** What needs to be done **
Your task is to extract every line from the material below exactly.

Data excerpts:
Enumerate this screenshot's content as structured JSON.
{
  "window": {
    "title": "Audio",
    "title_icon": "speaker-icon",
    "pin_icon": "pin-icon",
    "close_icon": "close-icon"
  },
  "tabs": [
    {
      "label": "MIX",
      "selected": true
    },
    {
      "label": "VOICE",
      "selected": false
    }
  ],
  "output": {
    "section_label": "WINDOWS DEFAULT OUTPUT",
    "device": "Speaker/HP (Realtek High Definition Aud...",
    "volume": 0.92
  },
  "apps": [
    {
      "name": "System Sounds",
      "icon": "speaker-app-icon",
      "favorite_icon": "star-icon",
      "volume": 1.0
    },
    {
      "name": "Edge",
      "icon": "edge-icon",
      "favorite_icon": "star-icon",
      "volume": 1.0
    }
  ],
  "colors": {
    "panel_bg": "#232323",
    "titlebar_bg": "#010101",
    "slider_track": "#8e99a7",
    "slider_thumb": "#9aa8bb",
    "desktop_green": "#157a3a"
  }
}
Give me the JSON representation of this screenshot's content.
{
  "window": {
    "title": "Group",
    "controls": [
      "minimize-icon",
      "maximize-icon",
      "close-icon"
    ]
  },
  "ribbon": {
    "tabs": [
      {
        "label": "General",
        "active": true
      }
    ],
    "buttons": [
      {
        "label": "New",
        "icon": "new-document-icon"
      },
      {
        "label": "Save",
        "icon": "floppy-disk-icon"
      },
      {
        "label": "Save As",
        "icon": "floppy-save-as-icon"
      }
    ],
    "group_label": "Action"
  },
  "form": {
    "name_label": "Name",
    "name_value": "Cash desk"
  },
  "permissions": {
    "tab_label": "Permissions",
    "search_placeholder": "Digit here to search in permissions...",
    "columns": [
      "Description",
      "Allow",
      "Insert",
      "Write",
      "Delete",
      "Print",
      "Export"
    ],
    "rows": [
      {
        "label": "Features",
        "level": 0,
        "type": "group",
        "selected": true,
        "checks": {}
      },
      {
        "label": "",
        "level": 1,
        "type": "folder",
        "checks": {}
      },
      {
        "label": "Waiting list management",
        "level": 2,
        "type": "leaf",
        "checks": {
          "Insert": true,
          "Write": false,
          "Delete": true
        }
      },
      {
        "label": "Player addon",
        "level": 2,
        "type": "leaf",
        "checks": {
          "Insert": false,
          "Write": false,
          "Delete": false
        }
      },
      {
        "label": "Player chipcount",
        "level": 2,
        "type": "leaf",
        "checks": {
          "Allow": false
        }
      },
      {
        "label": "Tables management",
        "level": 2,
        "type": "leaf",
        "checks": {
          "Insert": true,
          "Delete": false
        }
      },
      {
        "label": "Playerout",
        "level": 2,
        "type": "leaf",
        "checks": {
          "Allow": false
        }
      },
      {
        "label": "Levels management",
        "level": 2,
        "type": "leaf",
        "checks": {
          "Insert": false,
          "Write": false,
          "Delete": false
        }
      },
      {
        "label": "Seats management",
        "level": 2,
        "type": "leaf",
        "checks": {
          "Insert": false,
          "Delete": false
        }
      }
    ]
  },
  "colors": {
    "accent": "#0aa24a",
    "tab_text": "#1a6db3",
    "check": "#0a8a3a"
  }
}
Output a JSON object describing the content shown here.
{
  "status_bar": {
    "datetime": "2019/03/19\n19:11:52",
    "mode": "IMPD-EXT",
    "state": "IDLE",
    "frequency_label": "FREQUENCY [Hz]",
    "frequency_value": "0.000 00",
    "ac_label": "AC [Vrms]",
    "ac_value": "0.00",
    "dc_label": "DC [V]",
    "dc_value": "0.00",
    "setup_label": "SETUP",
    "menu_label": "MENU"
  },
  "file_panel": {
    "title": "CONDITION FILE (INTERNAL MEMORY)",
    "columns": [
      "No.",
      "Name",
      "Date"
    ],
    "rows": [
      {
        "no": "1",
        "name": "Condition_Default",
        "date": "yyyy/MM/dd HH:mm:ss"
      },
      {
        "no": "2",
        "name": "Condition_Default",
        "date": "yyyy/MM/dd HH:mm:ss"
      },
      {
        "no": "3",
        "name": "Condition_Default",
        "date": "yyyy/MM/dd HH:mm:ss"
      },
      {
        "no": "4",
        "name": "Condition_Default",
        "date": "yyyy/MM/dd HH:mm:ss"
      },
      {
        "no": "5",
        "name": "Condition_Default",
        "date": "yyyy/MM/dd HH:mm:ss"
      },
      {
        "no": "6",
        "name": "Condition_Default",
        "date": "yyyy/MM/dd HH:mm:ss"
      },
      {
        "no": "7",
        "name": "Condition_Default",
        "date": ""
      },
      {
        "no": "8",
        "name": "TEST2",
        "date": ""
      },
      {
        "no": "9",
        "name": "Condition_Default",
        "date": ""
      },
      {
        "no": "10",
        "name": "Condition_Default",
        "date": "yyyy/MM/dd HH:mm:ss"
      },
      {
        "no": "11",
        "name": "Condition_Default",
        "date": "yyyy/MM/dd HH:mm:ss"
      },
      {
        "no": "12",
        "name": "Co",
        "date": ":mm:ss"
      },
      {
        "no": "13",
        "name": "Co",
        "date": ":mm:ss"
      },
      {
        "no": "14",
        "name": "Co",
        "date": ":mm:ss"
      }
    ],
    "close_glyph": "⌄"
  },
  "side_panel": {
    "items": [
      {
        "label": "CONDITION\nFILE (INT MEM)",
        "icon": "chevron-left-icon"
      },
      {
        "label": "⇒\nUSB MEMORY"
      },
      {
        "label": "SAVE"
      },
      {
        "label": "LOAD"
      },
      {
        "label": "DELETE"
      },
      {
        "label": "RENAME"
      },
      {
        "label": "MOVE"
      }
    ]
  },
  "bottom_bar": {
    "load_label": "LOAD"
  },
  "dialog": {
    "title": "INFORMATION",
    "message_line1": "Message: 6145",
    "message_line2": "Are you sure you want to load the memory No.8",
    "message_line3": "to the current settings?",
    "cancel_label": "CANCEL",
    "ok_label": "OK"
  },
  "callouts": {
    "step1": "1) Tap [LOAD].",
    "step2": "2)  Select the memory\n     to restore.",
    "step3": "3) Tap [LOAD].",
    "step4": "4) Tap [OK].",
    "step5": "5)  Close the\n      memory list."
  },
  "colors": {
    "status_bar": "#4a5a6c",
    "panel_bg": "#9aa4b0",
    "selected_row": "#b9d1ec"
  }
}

** Completed exercise **
Enumerate this screenshot's content as structured JSON.
{
  "window": {
    "title": "Audio",
    "title_icon": "speaker-icon",
    "pin_icon": "pin-icon",
    "close_icon": "close-icon"
  },
  "tabs": [
    {
      "label": "MIX",
      "selected": true
    },
    {
      "label": "VOICE",
      "selected": false
    }
  ],
  "output": {
    "section_label": "WINDOWS DEFAULT OUTPUT",
    "device": "Speaker/HP (Realtek High Definition Aud...",
    "volume": 0.92
  },
  "apps": [
    {
      "name": "System Sounds",
      "icon": "speaker-app-icon",
      "favorite_icon": "star-icon",
      "volume": 1.0
    },
    {
      "name": "Edge",
      "icon": "edge-icon",
      "favorite_icon": "star-icon",
      "volume": 1.0
    }
  ],
  "colors": {
    "panel_bg": "#232323",
    "titlebar_bg": "#010101",
    "slider_track": "#8e99a7",
    "slider_thumb": "#9aa8bb",
    "desktop_green": "#157a3a"
  }
}
Give me the JSON representation of this screenshot's content.
{
  "window": {
    "title": "Group",
    "controls": [
      "minimize-icon",
      "maximize-icon",
      "close-icon"
    ]
  },
  "ribbon": {
    "tabs": [
      {
        "label": "General",
        "active": true
      }
    ],
    "buttons": [
      {
        "label": "New",
        "icon": "new-document-icon"
      },
      {
        "label": "Save",
        "icon": "floppy-disk-icon"
      },
      {
        "label": "Save As",
        "icon": "floppy-save-as-icon"
      }
    ],
    "group_label": "Action"
  },
  "form": {
    "name_label": "Name",
    "name_value": "Cash desk"
  },
  "permissions": {
    "tab_label": "Permissions",
    "search_placeholder": "Digit here to search in permissions...",
    "columns": [
      "Description",
      "Allow",
      "Insert",
      "Write",
      "Delete",
      "Print",
      "Export"
    ],
    "rows": [
      {
        "label": "Features",
        "level": 0,
        "type": "group",
        "selected": true,
        "checks": {}
      },
      {
        "label": "",
        "level": 1,
        "type": "folder",
        "checks": {}
      },
      {
        "label": "Waiting list management",
        "level": 2,
        "type": "leaf",
        "checks": {
          "Insert": true,
          "Write": false,
          "Delete": true
        }
      },
      {
        "label": "Player addon",
        "level": 2,
        "type": "leaf",
        "checks": {
          "Insert": false,
          "Write": false,
          "Delete": false
        }
      },
      {
        "label": "Player chipcount",
        "level": 2,
        "type": "leaf",
        "checks": {
          "Allow": false
        }
      },
      {
        "label": "Tables management",
        "level": 2,
        "type": "leaf",
        "checks": {
          "Insert": true,
          "Delete": false
        }
      },
      {
        "label": "Playerout",
        "level": 2,
        "type": "leaf",
        "checks": {
          "Allow": false
        }
      },
      {
        "label": "Levels management",
        "level": 2,
        "type": "leaf",
        "checks": {
          "Insert": false,
          "Write": false,
          "Delete": false
        }
      },
      {
        "label": "Seats management",
        "level": 2,
        "type": "leaf",
        "checks": {
          "Insert": false,
          "Delete": false
        }
      }
    ]
  },
  "colors": {
    "accent": "#0aa24a",
    "tab_text": "#1a6db3",
    "check": "#0a8a3a"
  }
}
Output a JSON object describing the content shown here.
{
  "status_bar": {
    "datetime": "2019/03/19\n19:11:52",
    "mode": "IMPD-EXT",
    "state": "IDLE",
    "frequency_label": "FREQUENCY [Hz]",
    "frequency_value": "0.000 00",
    "ac_label": "AC [Vrms]",
    "ac_value": "0.00",
    "dc_label": "DC [V]",
    "dc_value": "0.00",
    "setup_label": "SETUP",
    "menu_label": "MENU"
  },
  "file_panel": {
    "title": "CONDITION FILE (INTERNAL MEMORY)",
    "columns": [
      "No.",
      "Name",
      "Date"
    ],
    "rows": [
      {
        "no": "1",
        "name": "Condition_Default",
        "date": "yyyy/MM/dd HH:mm:ss"
      },
      {
        "no": "2",
        "name": "Condition_Default",
        "date": "yyyy/MM/dd HH:mm:ss"
      },
      {
        "no": "3",
        "name": "Condition_Default",
        "date": "yyyy/MM/dd HH:mm:ss"
      },
      {
        "no": "4",
        "name": "Condition_Default",
        "date": "yyyy/MM/dd HH:mm:ss"
      },
      {
        "no": "5",
        "name": "Condition_Default",
        "date": "yyyy/MM/dd HH:mm:ss"
      },
      {
        "no": "6",
        "name": "Condition_Default",
        "date": "yyyy/MM/dd HH:mm:ss"
      },
      {
        "no": "7",
        "name": "Condition_Default",
        "date": ""
      },
      {
        "no": "8",
        "name": "TEST2",
        "date": ""
      },
      {
        "no": "9",
        "name": "Condition_Default",
        "date": ""
      },
      {
        "no": "10",
        "name": "Condition_Default",
        "date": "yyyy/MM/dd HH:mm:ss"
      },
      {
        "no": "11",
        "name": "Condition_Default",
        "date": "yyyy/MM/dd HH:mm:ss"
      },
      {
        "no": "12",
        "name": "Co",
        "date": ":mm:ss"
      },
      {
        "no": "13",
        "name": "Co",
        "date": ":mm:ss"
      },
      {
        "no": "14",
        "name": "Co",
        "date": ":mm:ss"
      }
    ],
    "close_glyph": "⌄"
  },
  "side_panel": {
    "items": [
      {
        "label": "CONDITION\nFILE (INT MEM)",
        "icon": "chevron-left-icon"
      },
      {
        "label": "⇒\nUSB MEMORY"
      },
      {
        "label": "SAVE"
      },
      {
        "label": "LOAD"
      },
      {
        "label": "DELETE"
      },
      {
        "label": "RENAME"
      },
      {
        "label": "MOVE"
      }
    ]
  },
  "bottom_bar": {
    "load_label": "LOAD"
  },
  "dialog": {
    "title": "INFORMATION",
    "message_line1": "Message: 6145",
    "message_line2": "Are you sure you want to load the memory No.8",
    "message_line3": "to the current settings?",
    "cancel_label": "CANCEL",
    "ok_label": "OK"
  },
  "callouts": {
    "step1": "1) Tap [LOAD].",
    "step2": "2)  Select the memory\n     to restore.",
    "step3": "3) Tap [LOAD].",
    "step4": "4) Tap [OK].",
    "step5": "5)  Close the\n      memory list."
  },
  "colors": {
    "status_bar": "#4a5a6c",
    "panel_bg": "#9aa4b0",
    "selected_row": "#b9d1ec"
  }
}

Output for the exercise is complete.